[Task] Search the material below for the string "this" and extract each line that has it.

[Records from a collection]
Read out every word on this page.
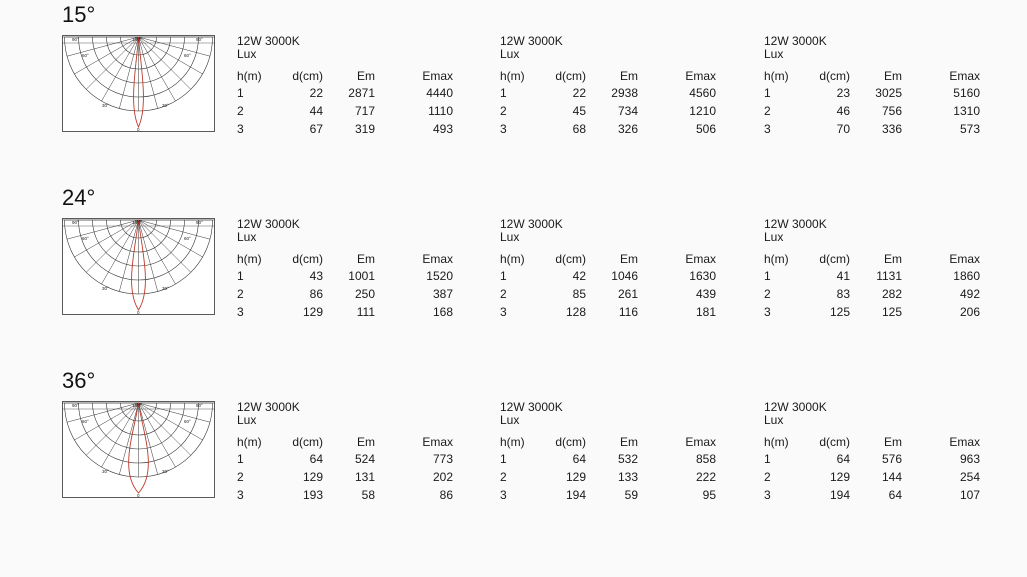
15°
180°
90°	90°
60°	60°
30°	30°
0
12W 3000K
Lux
h(m)	d(cm)	Em	Emax
1	22	2871	4440
2	44	717	1110
3	67	319	493
12W 3000K
Lux
h(m)	d(cm)	Em	Emax
1	22	2938	4560
2	45	734	1210
3	68	326	506
12W 3000K
Lux
h(m)	d(cm)	Em	Emax
1	23	3025	5160
2	46	756	1310
3	70	336	573
24°
180°
90°	90°
60°	60°
30°	30°
0
12W 3000K
Lux
h(m)	d(cm)	Em	Emax
1	43	1001	1520
2	86	250	387
3	129	111	168
12W 3000K
Lux
h(m)	d(cm)	Em	Emax
1	42	1046	1630
2	85	261	439
3	128	116	181
12W 3000K
Lux
h(m)	d(cm)	Em	Emax
1	41	1131	1860
2	83	282	492
3	125	125	206
36°
180°
90°	90°
60°	60°
30°	30°
0
12W 3000K
Lux
h(m)	d(cm)	Em	Emax
1	64	524	773
2	129	131	202
3	193	58	86
12W 3000K
Lux
h(m)	d(cm)	Em	Emax
1	64	532	858
2	129	133	222
3	194	59	95
12W 3000K
Lux
h(m)	d(cm)	Em	Emax
1	64	576	963
2	129	144	254
3	194	64	107
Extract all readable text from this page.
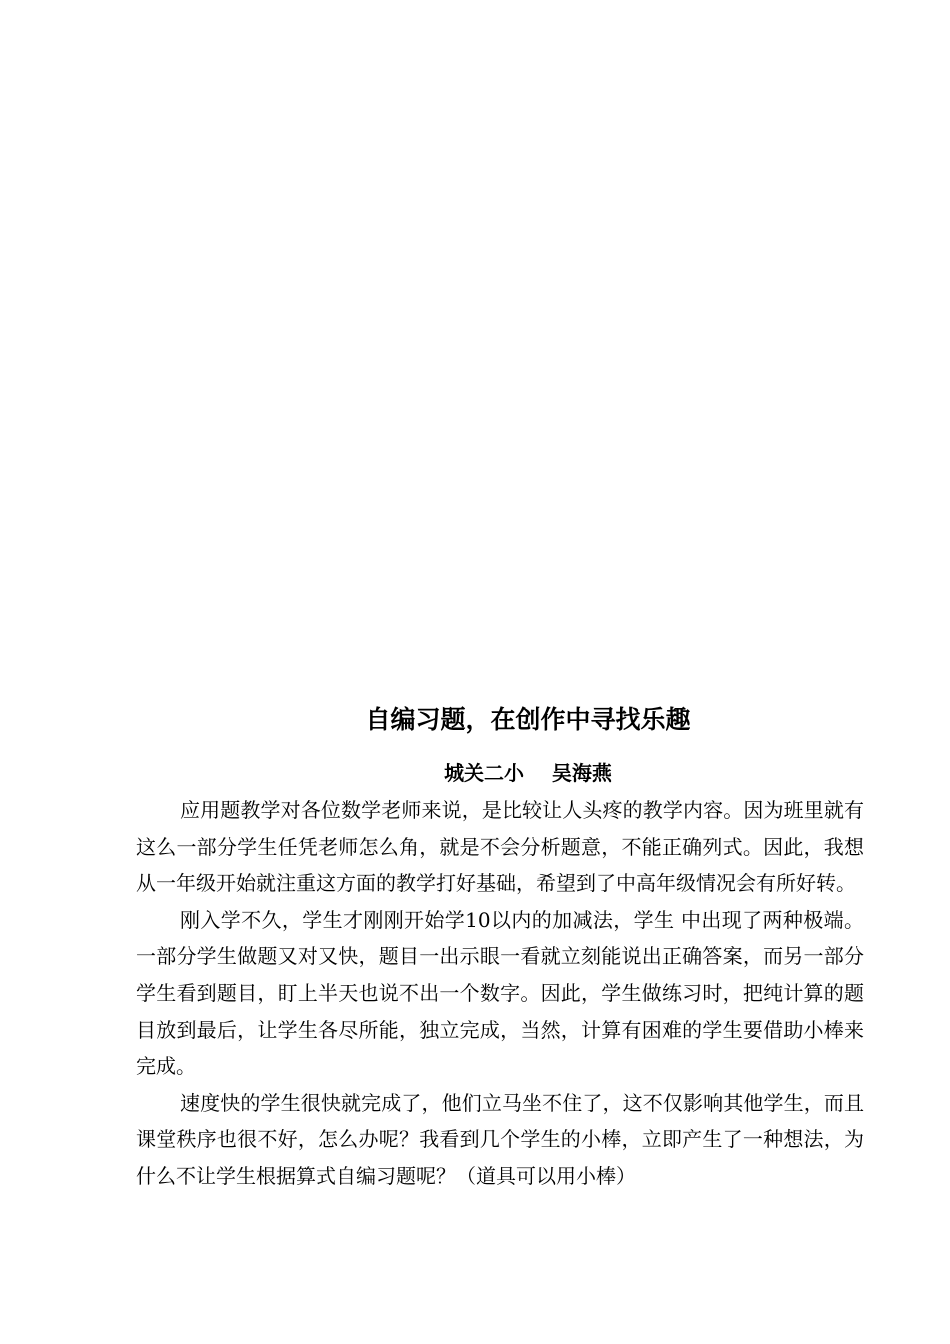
自编习题，在创作中寻找乐趣
城关二小    吴海燕

应用题教学对各位数学老师来说，是比较让人头疼的教学内容。因为班里就有这么一部分学生任凭老师怎么角，就是不会分析题意，不能正确列式。因此，我想从一年级开始就注重这方面的教学打好基础，希望到了中高年级情况会有所好转。

刚入学不久，学生才刚刚开始学10以内的加减法，学生 中出现了两种极端。一部分学生做题又对又快，题目一出示眼一看就立刻能说出正确答案，而另一部分学生看到题目，盯上半天也说不出一个数字。因此，学生做练习时，把纯计算的题目放到最后，让学生各尽所能，独立完成，当然，计算有困难的学生要借助小棒来完成。

速度快的学生很快就完成了，他们立马坐不住了，这不仅影响其他学生，而且课堂秩序也很不好，怎么办呢？我看到几个学生的小棒，立即产生了一种想法，为什么不让学生根据算式自编习题呢？（道具可以用小棒）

[The solution]
Read out every word on this page.
Extract all readable text from this page.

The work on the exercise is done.